* **What the exercise asks**
Please give the entries again in full and exactly, without any picture.

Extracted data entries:

********

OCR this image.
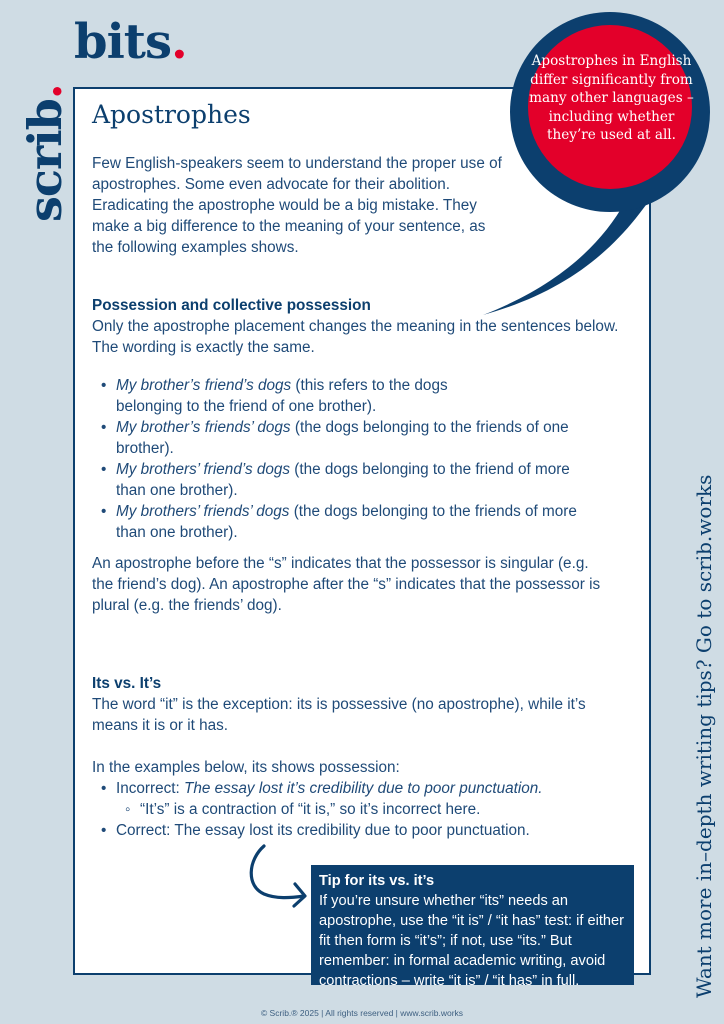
bits.
scrib.
Apostrophes

Few English-speakers seem to understand the proper use of apostrophes. Some even advocate for their abolition.

Eradicating the apostrophe would be a big mistake. They make a big difference to the meaning of your sentence, as the following examples shows.

Possession and collective possession
Only the apostrophe placement changes the meaning in the sentences below. The wording is exactly the same.
• My brother’s friend’s dogs (this refers to the dogs belonging to the friend of one brother).
• My brother’s friends’ dogs (the dogs belonging to the friends of one brother).
• My brothers’ friend’s dogs (the dogs belonging to the friend of more than one brother).
• My brothers’ friends’ dogs (the dogs belonging to the friends of more than one brother).

An apostrophe before the “s” indicates that the possessor is singular (e.g. the friend’s dog). An apostrophe after the “s” indicates that the possessor is plural (e.g. the friends’ dog).

Its vs. It’s
The word “it” is the exception: its is possessive (no apostrophe), while it’s means it is or it has.
In the examples below, its shows possession:
• Incorrect: The essay lost it’s credibility due to poor punctuation.
◦ “It’s” is a contraction of “it is,” so it’s incorrect here.
• Correct: The essay lost its credibility due to poor punctuation.
Tip for its vs. it’s
If you’re unsure whether “its” needs an apostrophe, use the “it is” / “it has” test: if either fit then form is “it’s”; if not, use “its.” But remember: in formal academic writing, avoid contractions – write “it is” / “it has” in full.
Apostrophes in English differ significantly from many other languages – including whether they’re used at all.
Want more in–depth writing tips? Go to scrib.works
© Scrib.® 2025 | All rights reserved | www.scrib.works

********

* **The answer**
OCR this image.
bits.
scrib.
Apostrophes

Few English-speakers seem to understand the proper use of apostrophes. Some even advocate for their abolition.

Eradicating the apostrophe would be a big mistake. They make a big difference to the meaning of your sentence, as the following examples shows.

Possession and collective possession
Only the apostrophe placement changes the meaning in the sentences below. The wording is exactly the same.
• My brother’s friend’s dogs (this refers to the dogs belonging to the friend of one brother).
• My brother’s friends’ dogs (the dogs belonging to the friends of one brother).
• My brothers’ friend’s dogs (the dogs belonging to the friend of more than one brother).
• My brothers’ friends’ dogs (the dogs belonging to the friends of more than one brother).

An apostrophe before the “s” indicates that the possessor is singular (e.g. the friend’s dog). An apostrophe after the “s” indicates that the possessor is plural (e.g. the friends’ dog).

Its vs. It’s
The word “it” is the exception: its is possessive (no apostrophe), while it’s means it is or it has.
In the examples below, its shows possession:
• Incorrect: The essay lost it’s credibility due to poor punctuation.
◦ “It’s” is a contraction of “it is,” so it’s incorrect here.
• Correct: The essay lost its credibility due to poor punctuation.
Tip for its vs. it’s
If you’re unsure whether “its” needs an apostrophe, use the “it is” / “it has” test: if either fit then form is “it’s”; if not, use “its.” But remember: in formal academic writing, avoid contractions – write “it is” / “it has” in full.
Apostrophes in English differ significantly from many other languages – including whether they’re used at all.
Want more in–depth writing tips? Go to scrib.works
© Scrib.® 2025 | All rights reserved | www.scrib.works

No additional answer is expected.